PROMPT = Below are entries to be transcribed exactly; exclude the pictures from the copy.

---------- RECORDS FOR THIS EXERCISE

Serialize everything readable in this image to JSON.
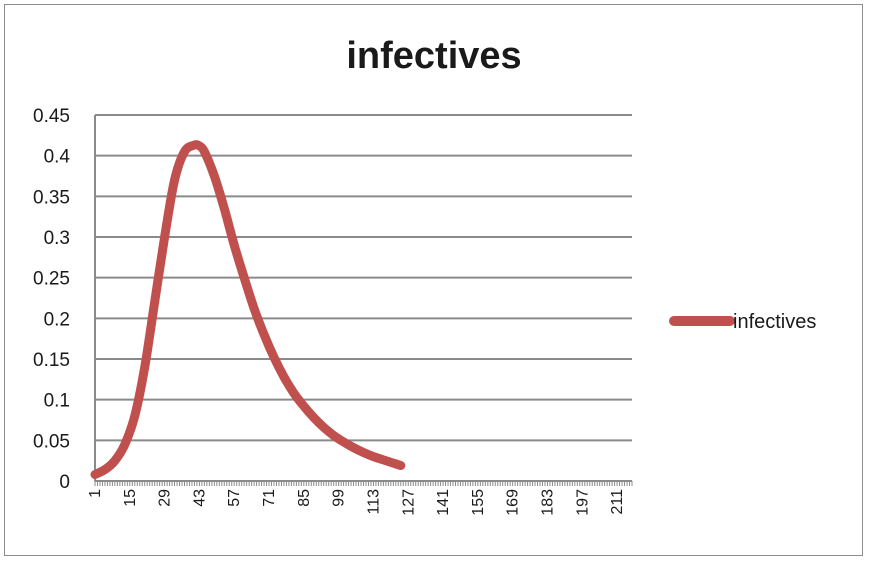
{
  "chart_data": {
    "type": "line",
    "title": "infectives",
    "xlabel": "",
    "ylabel": "",
    "ylim": [
      0,
      0.45
    ],
    "yticks": [
      "0",
      "0.05",
      "0.1",
      "0.15",
      "0.2",
      "0.25",
      "0.3",
      "0.35",
      "0.4",
      "0.45"
    ],
    "xlim": [
      1,
      217
    ],
    "xtick_labels": [
      "1",
      "15",
      "29",
      "43",
      "57",
      "71",
      "85",
      "99",
      "113",
      "127",
      "141",
      "155",
      "169",
      "183",
      "197",
      "211"
    ],
    "grid": true,
    "legend_position": "right",
    "series": [
      {
        "name": "infectives",
        "color": "#c0504d",
        "x": [
          1,
          5,
          9,
          13,
          17,
          21,
          25,
          29,
          33,
          37,
          41,
          43,
          45,
          49,
          53,
          57,
          61,
          65,
          69,
          73,
          77,
          81,
          85,
          89,
          93,
          97,
          101,
          105,
          109,
          113,
          117,
          121,
          124
        ],
        "y": [
          0.008,
          0.014,
          0.025,
          0.045,
          0.08,
          0.14,
          0.22,
          0.3,
          0.37,
          0.405,
          0.413,
          0.412,
          0.405,
          0.375,
          0.335,
          0.29,
          0.25,
          0.212,
          0.18,
          0.152,
          0.128,
          0.108,
          0.092,
          0.078,
          0.066,
          0.056,
          0.048,
          0.041,
          0.035,
          0.03,
          0.026,
          0.022,
          0.019
        ]
      }
    ]
  }
}
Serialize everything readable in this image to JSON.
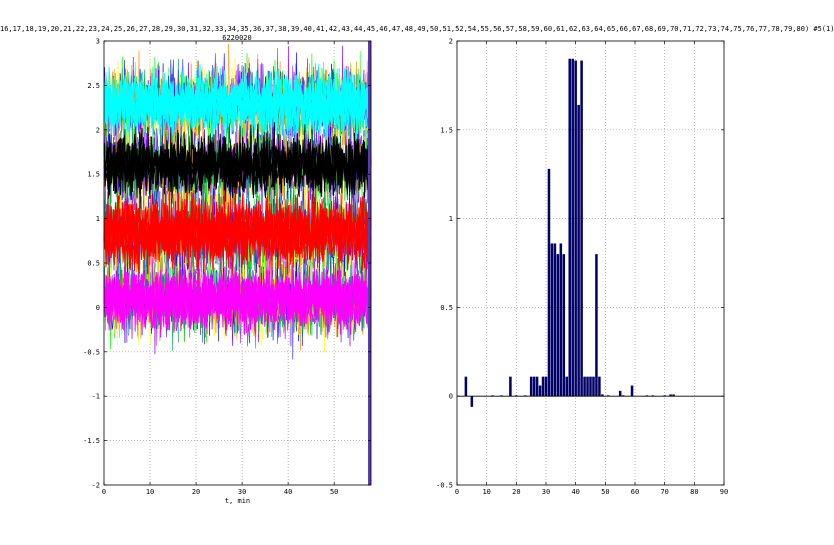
{
  "figure": {
    "title": "16,17,18,19,20,21,22,23,24,25,26,27,28,29,30,31,32,33,34,35,36,37,38,39,40,41,42,43,44,45,46,47,48,49,50,51,52,54,55,56,57,58,59,60,61,62,63,64,65,66,67,68,69,70,71,72,73,74,75,76,77,78,79,80) #5(1)",
    "subtitle": "6220020"
  },
  "chart_data": [
    {
      "type": "line",
      "title": "6220020",
      "xlabel": "t, min",
      "ylabel": "",
      "xlim": [
        0,
        58
      ],
      "ylim": [
        -2,
        3
      ],
      "xticks": [
        0,
        10,
        20,
        30,
        40,
        50
      ],
      "yticks": [
        -2,
        -1.5,
        -1,
        -0.5,
        0,
        0.5,
        1,
        1.5,
        2,
        2.5,
        3
      ],
      "grid": true,
      "series": [
        {
          "color": "#00ffff",
          "mean": 2.3,
          "spread": 0.22
        },
        {
          "color": "#000000",
          "mean": 1.6,
          "spread": 0.22
        },
        {
          "color": "#ff0000",
          "mean": 0.85,
          "spread": 0.25
        },
        {
          "color": "#ff00ff",
          "mean": 0.1,
          "spread": 0.22
        }
      ],
      "overlay_colors": [
        "#00ff00",
        "#0000ff",
        "#ffff00",
        "#ff8800",
        "#8800ff",
        "#00aa55"
      ]
    },
    {
      "type": "bar",
      "xlim": [
        0,
        90
      ],
      "ylim": [
        -0.5,
        2
      ],
      "xticks": [
        0,
        10,
        20,
        30,
        40,
        50,
        60,
        70,
        80,
        90
      ],
      "yticks": [
        -0.5,
        0,
        0.5,
        1,
        1.5,
        2
      ],
      "grid": true,
      "bar_color": "#000066",
      "x": [
        3,
        5,
        12,
        15,
        18,
        20,
        23,
        25,
        26,
        27,
        28,
        29,
        30,
        31,
        32,
        33,
        34,
        35,
        36,
        37,
        38,
        39,
        40,
        41,
        42,
        43,
        44,
        45,
        46,
        47,
        48,
        49,
        51,
        55,
        56,
        59,
        64,
        66,
        70,
        72,
        73
      ],
      "values": [
        0.11,
        -0.06,
        0.005,
        0.005,
        0.11,
        0.005,
        0.005,
        0.11,
        0.11,
        0.11,
        0.06,
        0.11,
        0.11,
        1.28,
        0.86,
        0.86,
        0.8,
        0.86,
        0.8,
        0.11,
        1.9,
        1.9,
        1.89,
        1.64,
        1.89,
        0.11,
        0.11,
        0.11,
        0.11,
        0.8,
        0.11,
        0.01,
        0.005,
        0.03,
        0.005,
        0.06,
        0.005,
        0.005,
        0.005,
        0.01,
        0.01
      ]
    }
  ]
}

--------------------

COMPLETE RESPONSE =
Serialize everything readable in this image to JSON.
{
  "chart_data": {
    "type": "line",
    "title": "infectives",
    "xlabel": "",
    "ylabel": "",
    "ylim": [
      0,
      0.45
    ],
    "yticks": [
      "0",
      "0.05",
      "0.1",
      "0.15",
      "0.2",
      "0.25",
      "0.3",
      "0.35",
      "0.4",
      "0.45"
    ],
    "xlim": [
      1,
      217
    ],
    "xtick_labels": [
      "1",
      "15",
      "29",
      "43",
      "57",
      "71",
      "85",
      "99",
      "113",
      "127",
      "141",
      "155",
      "169",
      "183",
      "197",
      "211"
    ],
    "grid": true,
    "legend_position": "right",
    "series": [
      {
        "name": "infectives",
        "color": "#c0504d",
        "x": [
          1,
          5,
          9,
          13,
          17,
          21,
          25,
          29,
          33,
          37,
          41,
          43,
          45,
          49,
          53,
          57,
          61,
          65,
          69,
          73,
          77,
          81,
          85,
          89,
          93,
          97,
          101,
          105,
          109,
          113,
          117,
          121,
          124
        ],
        "y": [
          0.008,
          0.014,
          0.025,
          0.045,
          0.08,
          0.14,
          0.22,
          0.3,
          0.37,
          0.405,
          0.413,
          0.412,
          0.405,
          0.375,
          0.335,
          0.29,
          0.25,
          0.212,
          0.18,
          0.152,
          0.128,
          0.108,
          0.092,
          0.078,
          0.066,
          0.056,
          0.048,
          0.041,
          0.035,
          0.03,
          0.026,
          0.022,
          0.019
        ]
      }
    ]
  }
}
Serialize everything readable in this image to JSON.
{
  "figure": {
    "title": "16,17,18,19,20,21,22,23,24,25,26,27,28,29,30,31,32,33,34,35,36,37,38,39,40,41,42,43,44,45,46,47,48,49,50,51,52,54,55,56,57,58,59,60,61,62,63,64,65,66,67,68,69,70,71,72,73,74,75,76,77,78,79,80) #5(1)",
    "subtitle": "6220020"
  },
  "chart_data": [
    {
      "type": "line",
      "title": "6220020",
      "xlabel": "t, min",
      "ylabel": "",
      "xlim": [
        0,
        58
      ],
      "ylim": [
        -2,
        3
      ],
      "xticks": [
        0,
        10,
        20,
        30,
        40,
        50
      ],
      "yticks": [
        -2,
        -1.5,
        -1,
        -0.5,
        0,
        0.5,
        1,
        1.5,
        2,
        2.5,
        3
      ],
      "grid": true,
      "series": [
        {
          "color": "#00ffff",
          "mean": 2.3,
          "spread": 0.22
        },
        {
          "color": "#000000",
          "mean": 1.6,
          "spread": 0.22
        },
        {
          "color": "#ff0000",
          "mean": 0.85,
          "spread": 0.25
        },
        {
          "color": "#ff00ff",
          "mean": 0.1,
          "spread": 0.22
        }
      ],
      "overlay_colors": [
        "#00ff00",
        "#0000ff",
        "#ffff00",
        "#ff8800",
        "#8800ff",
        "#00aa55"
      ]
    },
    {
      "type": "bar",
      "xlim": [
        0,
        90
      ],
      "ylim": [
        -0.5,
        2
      ],
      "xticks": [
        0,
        10,
        20,
        30,
        40,
        50,
        60,
        70,
        80,
        90
      ],
      "yticks": [
        -0.5,
        0,
        0.5,
        1,
        1.5,
        2
      ],
      "grid": true,
      "bar_color": "#000066",
      "x": [
        3,
        5,
        12,
        15,
        18,
        20,
        23,
        25,
        26,
        27,
        28,
        29,
        30,
        31,
        32,
        33,
        34,
        35,
        36,
        37,
        38,
        39,
        40,
        41,
        42,
        43,
        44,
        45,
        46,
        47,
        48,
        49,
        51,
        55,
        56,
        59,
        64,
        66,
        70,
        72,
        73
      ],
      "values": [
        0.11,
        -0.06,
        0.005,
        0.005,
        0.11,
        0.005,
        0.005,
        0.11,
        0.11,
        0.11,
        0.06,
        0.11,
        0.11,
        1.28,
        0.86,
        0.86,
        0.8,
        0.86,
        0.8,
        0.11,
        1.9,
        1.9,
        1.89,
        1.64,
        1.89,
        0.11,
        0.11,
        0.11,
        0.11,
        0.8,
        0.11,
        0.01,
        0.005,
        0.03,
        0.005,
        0.06,
        0.005,
        0.005,
        0.005,
        0.01,
        0.01
      ]
    }
  ]
}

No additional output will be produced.